> [SHORT PROBLEM 1]:
Say whether each statement agrees with the article below, "The Legacy of Lynching." Answer yes or no for each, quoting the words of the article that decide it. (a) Brandon Bernard was pronounced dead at 9:27 PM on December 10, 2020. (b) The Supreme Court of the United States granted Brandon Bernard a stay of execution. (c) Biden has said he will suspend federal executions once he takes office.

> [DOCUMENT TEXT]:
The Legacy of Lynching

Camille J Gage
4 min readDec 12, 2020

“ The death penalty cannot be understood by asking the question, ‘Do people deserve to die….The threshold question for the death penalty is, ‘Do we deserve to kill?’ Bryan Stevenson, Equal Justice Initiative

This week Lisa Montgomery, Corey Johnson, and Dustin Higgs will be executed. All of their scheduled execution dates were moved up so the Trump administration could execute them before President-elect Joe Biden is sworn in. Biden has said he will suspend federal executions immediately upon taking office January 20. This story was originally published on December 10, 2020.

L-R: Corey Johnson, Dustin HIggs, Lisa Montgomer and Brandon Bernard

At 9:27 PM on December 10, 2020, Brandon Bernard was pronounced dead. After 20 years on death row and despite pleas to spare his life by both the original prosecutor and five surviving members of the jury that convicted him, the Supreme Court of the United States refused to grant a stay of execution. His story is heartbreaking and his execution a miscarriage of justice, but within his personal tragedy a larger issue looms: Why was the current administration so determined to execute him, as well as others on death row?

> [SHORT PROBLEM 2]:
From the rows below, print verbatim the lines running from the line with "x-tick-label: Б: [91, 444, 99, 456]" up to and including the line with "bar: [503, 427, 522, 437]".

> [TASK INPUTS]:
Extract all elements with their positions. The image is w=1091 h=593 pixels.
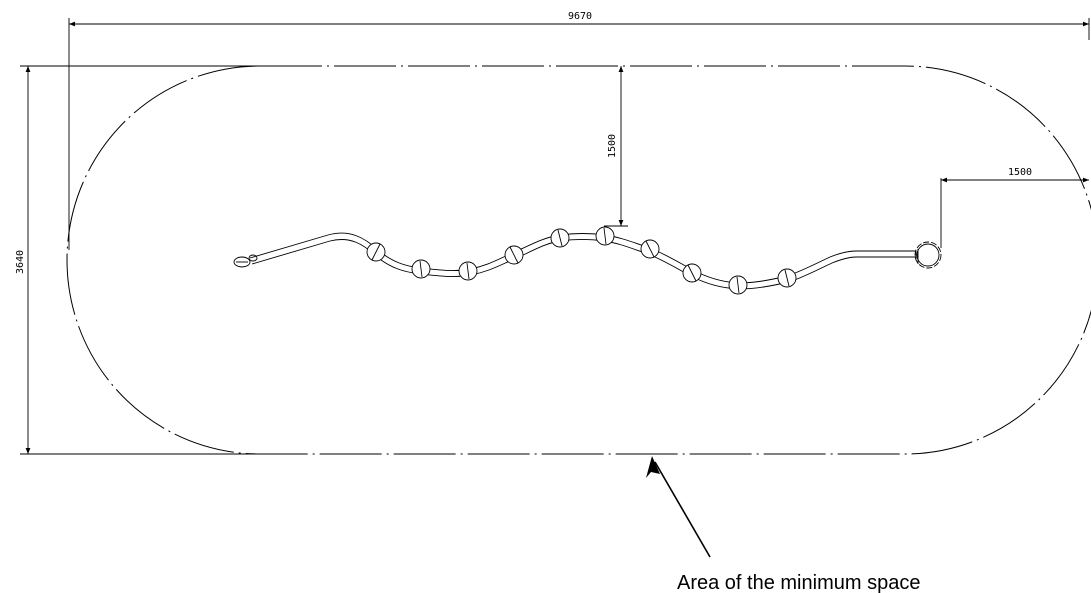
stepping-disc	[728, 275, 748, 295]
dimension-label-side-clearance: 1500	[607, 134, 618, 158]
minimum-space-boundary	[66, 65, 1091, 455]
equipment-plan-view	[233, 226, 942, 295]
stepping-disc	[682, 263, 702, 283]
stepping-disc	[550, 228, 570, 248]
beam-tube-inner	[251, 239, 916, 290]
caption-label: Area of the minimum space	[677, 572, 920, 593]
dimension-end-clearance: 1500	[940, 167, 1089, 248]
stepping-disc	[640, 239, 660, 259]
stepping-disc	[366, 242, 386, 262]
dimension-side-clearance: 1500	[604, 66, 628, 227]
stepping-disc	[595, 226, 615, 246]
dimension-label-end-clearance: 1500	[1008, 167, 1032, 178]
stepping-disc	[504, 245, 524, 265]
dimension-overall-length: 9670	[68, 11, 1090, 250]
dimension-label-overall-width: 3640	[15, 250, 26, 274]
dimension-label-overall-length: 9670	[568, 11, 592, 22]
caption-leader-arrow	[646, 456, 711, 558]
stepping-disc	[777, 268, 797, 288]
dimension-overall-width: 3640	[15, 65, 262, 455]
stepping-disc	[458, 261, 478, 281]
stepping-disc	[411, 259, 431, 279]
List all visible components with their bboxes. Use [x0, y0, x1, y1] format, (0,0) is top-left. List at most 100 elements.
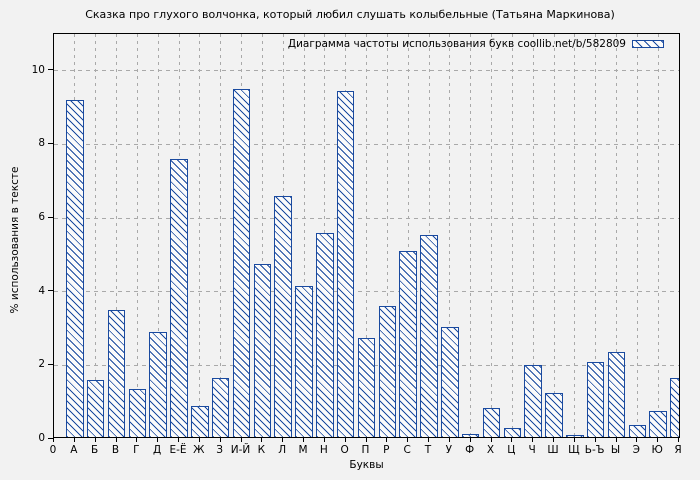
x-tick-label: Б: [91, 444, 99, 456]
v-gridline: [553, 34, 555, 437]
v-gridline: [157, 34, 159, 437]
v-gridline: [386, 34, 388, 437]
bar: [545, 392, 563, 437]
x-tick: [448, 438, 450, 442]
x-tick: [553, 438, 554, 442]
y-tick: [48, 437, 53, 439]
x-tick: [511, 438, 513, 442]
x-tick-label: Э: [632, 444, 640, 456]
bar: [378, 306, 397, 437]
x-tick-label: Г: [133, 444, 140, 456]
bar: [441, 326, 459, 437]
x-tick-label: Ь-Ъ: [584, 444, 605, 456]
x-tick-label: Е-Ё: [169, 444, 187, 456]
v-gridline: [116, 34, 117, 437]
bar: [316, 232, 334, 437]
v-gridline: [95, 34, 97, 437]
x-tick-label: Ч: [528, 444, 536, 456]
x-tick-label: Д: [153, 444, 162, 456]
x-tick: [282, 438, 284, 442]
x-tick: [157, 438, 159, 442]
v-gridline: [616, 34, 617, 437]
x-tick-label: 0: [49, 444, 57, 456]
x-tick: [594, 438, 596, 442]
bar: [274, 195, 292, 437]
x-tick-label: Р: [383, 444, 390, 456]
x-tick-label: Ы: [610, 444, 621, 456]
bar: [503, 427, 522, 437]
y-tick: [48, 290, 53, 292]
x-tick: [490, 438, 492, 442]
y-tick-label: 0: [38, 432, 45, 444]
y-tick-label: 2: [38, 358, 45, 371]
x-tick-label: К: [257, 444, 266, 456]
bar: [66, 100, 84, 437]
v-gridline: [449, 34, 451, 437]
x-tick: [198, 438, 200, 442]
x-tick-label: М: [298, 444, 308, 456]
x-tick-label: О: [340, 444, 349, 456]
v-gridline: [636, 34, 638, 437]
x-tick-label: У: [445, 444, 453, 456]
x-tick-label: П: [361, 444, 370, 456]
v-gridline: [136, 34, 138, 437]
legend-label: Диаграмма частоты использования букв coo…: [287, 38, 626, 50]
x-axis-label: Буквы: [349, 459, 384, 471]
v-gridline: [657, 34, 659, 437]
y-axis-label: % использования в тексте: [9, 166, 21, 314]
x-tick-label: Н: [319, 444, 328, 456]
v-gridline: [261, 34, 263, 437]
x-tick-label: Я: [674, 444, 682, 456]
bar: [399, 251, 417, 437]
v-gridline: [199, 34, 201, 437]
bar: [566, 435, 584, 437]
x-tick-label: Щ: [568, 444, 580, 456]
y-tick-label: 4: [38, 284, 45, 297]
bar: [107, 309, 126, 437]
bar: [232, 89, 251, 437]
bar: [253, 263, 272, 437]
x-tick: [94, 438, 96, 442]
bar: [607, 352, 626, 437]
x-tick-label: Т: [424, 444, 432, 456]
chart-title: Сказка про глухого волчонка, который люб…: [85, 8, 615, 21]
bar: [295, 286, 313, 437]
bar: [128, 389, 147, 437]
bar: [649, 411, 667, 437]
v-gridline: [678, 34, 679, 437]
bar: [191, 405, 209, 437]
v-gridline: [303, 34, 305, 437]
y-tick: [48, 363, 53, 365]
bar: [86, 379, 105, 437]
bar: [628, 424, 647, 437]
x-tick-label: Ю: [651, 444, 663, 456]
x-tick: [178, 438, 179, 442]
v-gridline: [366, 34, 367, 437]
y-tick: [48, 142, 53, 144]
x-tick: [678, 438, 679, 442]
x-tick-label: Х: [486, 444, 495, 456]
v-gridline: [491, 34, 492, 437]
bar: [149, 332, 167, 437]
x-tick: [261, 438, 263, 442]
v-gridline: [511, 34, 513, 437]
x-tick-label: Ф: [465, 444, 475, 456]
bar: [586, 361, 605, 437]
bar: [670, 378, 679, 437]
x-tick: [636, 438, 638, 442]
x-tick: [115, 438, 117, 442]
bar: [482, 407, 501, 437]
x-tick-label: А: [70, 444, 78, 456]
v-gridline: [470, 34, 472, 437]
x-tick: [344, 438, 346, 442]
x-tick-label: Л: [278, 444, 287, 456]
y-tick: [48, 69, 53, 71]
v-gridline: [407, 34, 409, 437]
v-gridline: [595, 34, 597, 437]
x-tick-label: Ж: [193, 444, 205, 456]
bar: [170, 159, 188, 437]
x-tick-label: В: [111, 444, 120, 456]
x-tick-label: З: [216, 444, 224, 456]
v-gridline: [532, 34, 534, 437]
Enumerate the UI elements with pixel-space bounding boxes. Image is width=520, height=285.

> [EXERCISE SOLUTION 1]:
(a) Yes: "At 9:27 PM on December 10, 2020, Brandon Bernard was pronounced dead."
(b) No: "the Supreme Court of the United States refused to grant a stay of execution."
(c) Yes: "Biden has said he will suspend federal executions immediately upon taking office January 20."

> [EXERCISE SOLUTION 2]:
x-tick-label: Б: [91, 444, 99, 456]
v-gridline: [553, 34, 555, 437]
v-gridline: [157, 34, 159, 437]
v-gridline: [386, 34, 388, 437]
bar: [545, 392, 563, 437]
x-tick: [448, 438, 450, 442]
x-tick: [553, 438, 554, 442]
y-tick: [48, 437, 53, 439]
x-tick: [511, 438, 513, 442]
x-tick-label: Э: [632, 444, 640, 456]
bar: [378, 306, 397, 437]
x-tick-label: Г: [133, 444, 140, 456]
bar: [441, 326, 459, 437]
x-tick-label: Ь-Ъ: [584, 444, 605, 456]
x-tick-label: Е-Ё: [169, 444, 187, 456]
v-gridline: [116, 34, 117, 437]
bar: [316, 232, 334, 437]
v-gridline: [95, 34, 97, 437]
x-tick-label: Ч: [528, 444, 536, 456]
x-tick-label: Д: [153, 444, 162, 456]
x-tick: [282, 438, 284, 442]
x-tick: [157, 438, 159, 442]
v-gridline: [616, 34, 617, 437]
x-tick-label: 0: [49, 444, 57, 456]
x-tick: [594, 438, 596, 442]
bar: [274, 195, 292, 437]
x-tick-label: Р: [383, 444, 390, 456]
x-tick-label: Ы: [610, 444, 621, 456]
bar: [503, 427, 522, 437]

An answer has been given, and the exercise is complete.